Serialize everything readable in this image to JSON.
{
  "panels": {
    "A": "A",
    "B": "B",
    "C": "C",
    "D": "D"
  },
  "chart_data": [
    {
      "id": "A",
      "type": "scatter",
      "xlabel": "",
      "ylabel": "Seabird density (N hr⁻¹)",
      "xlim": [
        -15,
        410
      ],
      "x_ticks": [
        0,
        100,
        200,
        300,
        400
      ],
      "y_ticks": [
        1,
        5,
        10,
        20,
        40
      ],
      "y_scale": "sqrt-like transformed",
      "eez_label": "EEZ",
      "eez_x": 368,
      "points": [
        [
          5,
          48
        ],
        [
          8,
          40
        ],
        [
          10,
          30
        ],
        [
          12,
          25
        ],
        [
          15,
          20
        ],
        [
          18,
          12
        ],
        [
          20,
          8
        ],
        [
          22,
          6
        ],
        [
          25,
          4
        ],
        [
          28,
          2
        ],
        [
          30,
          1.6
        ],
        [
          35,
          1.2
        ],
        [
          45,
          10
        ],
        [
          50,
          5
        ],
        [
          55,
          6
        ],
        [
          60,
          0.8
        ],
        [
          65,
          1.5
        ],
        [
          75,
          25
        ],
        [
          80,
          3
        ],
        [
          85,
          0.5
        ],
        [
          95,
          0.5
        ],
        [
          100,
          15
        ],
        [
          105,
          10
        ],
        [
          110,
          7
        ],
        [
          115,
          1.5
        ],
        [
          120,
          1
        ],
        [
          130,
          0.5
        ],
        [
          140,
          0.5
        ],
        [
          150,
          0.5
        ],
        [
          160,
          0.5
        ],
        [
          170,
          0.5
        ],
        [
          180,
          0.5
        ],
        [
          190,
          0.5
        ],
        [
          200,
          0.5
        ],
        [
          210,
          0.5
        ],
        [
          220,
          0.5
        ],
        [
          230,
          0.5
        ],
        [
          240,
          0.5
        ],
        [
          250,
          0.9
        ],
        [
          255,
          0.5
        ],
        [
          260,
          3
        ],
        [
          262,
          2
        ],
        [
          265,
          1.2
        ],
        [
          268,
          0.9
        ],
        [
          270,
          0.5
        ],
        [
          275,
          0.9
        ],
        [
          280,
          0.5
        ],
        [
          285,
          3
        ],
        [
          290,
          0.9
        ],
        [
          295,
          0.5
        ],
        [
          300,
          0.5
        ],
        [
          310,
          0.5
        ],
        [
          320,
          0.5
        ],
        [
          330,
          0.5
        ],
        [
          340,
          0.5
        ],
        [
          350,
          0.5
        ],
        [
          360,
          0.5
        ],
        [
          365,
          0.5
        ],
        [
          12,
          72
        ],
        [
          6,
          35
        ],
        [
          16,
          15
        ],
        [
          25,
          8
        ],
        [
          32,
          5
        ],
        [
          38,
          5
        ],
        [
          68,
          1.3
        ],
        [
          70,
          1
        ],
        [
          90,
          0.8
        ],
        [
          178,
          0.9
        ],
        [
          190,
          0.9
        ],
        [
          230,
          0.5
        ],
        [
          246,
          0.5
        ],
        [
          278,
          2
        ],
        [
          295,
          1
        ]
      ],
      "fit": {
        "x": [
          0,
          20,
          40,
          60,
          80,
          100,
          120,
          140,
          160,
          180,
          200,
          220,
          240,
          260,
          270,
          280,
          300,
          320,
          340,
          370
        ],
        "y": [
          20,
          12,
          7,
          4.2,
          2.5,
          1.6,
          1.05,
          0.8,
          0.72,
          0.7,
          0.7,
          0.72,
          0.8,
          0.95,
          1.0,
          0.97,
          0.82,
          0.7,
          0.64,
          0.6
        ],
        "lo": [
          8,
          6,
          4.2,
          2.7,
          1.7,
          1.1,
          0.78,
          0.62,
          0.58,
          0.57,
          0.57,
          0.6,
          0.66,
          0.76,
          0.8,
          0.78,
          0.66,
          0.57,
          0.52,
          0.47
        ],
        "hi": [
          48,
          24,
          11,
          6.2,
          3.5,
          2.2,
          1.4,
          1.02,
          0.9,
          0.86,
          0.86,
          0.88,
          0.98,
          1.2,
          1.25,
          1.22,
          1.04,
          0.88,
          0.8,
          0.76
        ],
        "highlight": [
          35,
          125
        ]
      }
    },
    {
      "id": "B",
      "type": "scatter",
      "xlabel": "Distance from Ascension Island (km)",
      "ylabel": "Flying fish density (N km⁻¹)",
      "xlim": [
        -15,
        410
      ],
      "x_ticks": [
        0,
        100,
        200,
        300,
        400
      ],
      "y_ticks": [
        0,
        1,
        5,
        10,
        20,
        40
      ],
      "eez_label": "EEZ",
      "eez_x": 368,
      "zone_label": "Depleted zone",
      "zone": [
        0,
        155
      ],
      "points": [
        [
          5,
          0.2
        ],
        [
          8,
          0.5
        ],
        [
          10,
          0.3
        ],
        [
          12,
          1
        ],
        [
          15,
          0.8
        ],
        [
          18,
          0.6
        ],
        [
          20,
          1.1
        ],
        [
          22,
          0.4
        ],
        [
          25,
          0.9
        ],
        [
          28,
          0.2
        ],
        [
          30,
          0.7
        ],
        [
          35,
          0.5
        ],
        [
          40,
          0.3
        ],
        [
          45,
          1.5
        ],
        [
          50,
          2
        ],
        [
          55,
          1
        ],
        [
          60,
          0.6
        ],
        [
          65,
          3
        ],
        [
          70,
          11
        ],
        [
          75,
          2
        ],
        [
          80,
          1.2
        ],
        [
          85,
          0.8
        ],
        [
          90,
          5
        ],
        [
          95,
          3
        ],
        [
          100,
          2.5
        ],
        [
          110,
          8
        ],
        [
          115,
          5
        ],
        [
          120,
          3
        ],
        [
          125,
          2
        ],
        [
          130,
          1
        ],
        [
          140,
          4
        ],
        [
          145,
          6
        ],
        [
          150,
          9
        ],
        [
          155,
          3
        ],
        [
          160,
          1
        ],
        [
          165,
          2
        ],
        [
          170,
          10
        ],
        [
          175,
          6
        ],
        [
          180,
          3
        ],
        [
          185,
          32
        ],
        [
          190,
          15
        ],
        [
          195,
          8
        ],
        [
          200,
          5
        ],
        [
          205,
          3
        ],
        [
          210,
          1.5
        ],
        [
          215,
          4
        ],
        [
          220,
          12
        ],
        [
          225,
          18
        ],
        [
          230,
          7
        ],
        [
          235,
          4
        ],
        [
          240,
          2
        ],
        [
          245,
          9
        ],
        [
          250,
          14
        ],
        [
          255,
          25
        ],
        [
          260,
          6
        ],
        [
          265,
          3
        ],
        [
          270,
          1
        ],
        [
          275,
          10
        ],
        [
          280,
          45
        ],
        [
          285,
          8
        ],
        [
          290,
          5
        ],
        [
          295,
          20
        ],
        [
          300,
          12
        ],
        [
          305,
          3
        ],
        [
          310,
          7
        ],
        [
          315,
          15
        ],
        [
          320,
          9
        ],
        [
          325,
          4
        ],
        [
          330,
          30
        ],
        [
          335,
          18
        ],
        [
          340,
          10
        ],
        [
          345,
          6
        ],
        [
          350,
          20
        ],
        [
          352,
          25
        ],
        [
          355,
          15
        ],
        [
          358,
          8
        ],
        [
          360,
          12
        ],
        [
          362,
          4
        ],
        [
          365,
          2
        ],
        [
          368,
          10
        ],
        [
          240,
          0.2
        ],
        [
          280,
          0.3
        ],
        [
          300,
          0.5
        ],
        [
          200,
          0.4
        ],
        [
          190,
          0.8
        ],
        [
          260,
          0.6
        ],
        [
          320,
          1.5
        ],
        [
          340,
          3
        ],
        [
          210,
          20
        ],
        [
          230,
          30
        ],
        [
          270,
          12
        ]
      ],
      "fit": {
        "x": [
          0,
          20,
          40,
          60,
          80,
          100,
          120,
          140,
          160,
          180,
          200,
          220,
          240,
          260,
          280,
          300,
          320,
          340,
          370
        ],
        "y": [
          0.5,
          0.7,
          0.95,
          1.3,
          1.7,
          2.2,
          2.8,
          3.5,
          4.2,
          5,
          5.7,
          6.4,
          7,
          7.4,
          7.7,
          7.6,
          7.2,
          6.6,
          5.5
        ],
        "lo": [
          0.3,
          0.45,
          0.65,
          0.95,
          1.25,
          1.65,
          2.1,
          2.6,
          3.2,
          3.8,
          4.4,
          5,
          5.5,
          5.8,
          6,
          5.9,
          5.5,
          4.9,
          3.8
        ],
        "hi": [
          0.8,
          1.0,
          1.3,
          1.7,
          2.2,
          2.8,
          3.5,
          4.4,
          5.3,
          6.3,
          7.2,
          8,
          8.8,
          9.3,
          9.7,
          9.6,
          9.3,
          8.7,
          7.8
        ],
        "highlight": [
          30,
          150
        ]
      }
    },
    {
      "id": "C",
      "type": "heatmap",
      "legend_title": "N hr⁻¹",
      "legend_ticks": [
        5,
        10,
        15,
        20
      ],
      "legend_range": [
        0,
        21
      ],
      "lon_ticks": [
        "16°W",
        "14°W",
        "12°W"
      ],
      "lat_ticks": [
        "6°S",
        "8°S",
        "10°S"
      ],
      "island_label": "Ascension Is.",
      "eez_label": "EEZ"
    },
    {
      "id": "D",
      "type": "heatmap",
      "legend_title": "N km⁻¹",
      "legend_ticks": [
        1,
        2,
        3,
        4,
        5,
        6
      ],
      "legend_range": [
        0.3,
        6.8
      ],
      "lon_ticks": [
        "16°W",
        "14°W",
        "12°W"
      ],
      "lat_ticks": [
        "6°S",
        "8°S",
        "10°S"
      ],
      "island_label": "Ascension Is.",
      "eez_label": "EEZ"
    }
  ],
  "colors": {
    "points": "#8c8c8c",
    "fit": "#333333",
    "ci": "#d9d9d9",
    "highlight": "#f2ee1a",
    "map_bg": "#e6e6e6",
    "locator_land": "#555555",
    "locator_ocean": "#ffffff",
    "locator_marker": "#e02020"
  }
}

◆ Task brief ◆
Go through the material line by line. Show each line that contains the string "density".

◆ Task output ◆
      "ylabel": "Seabird density (N hr⁻¹)",
      "ylabel": "Flying fish density (N km⁻¹)",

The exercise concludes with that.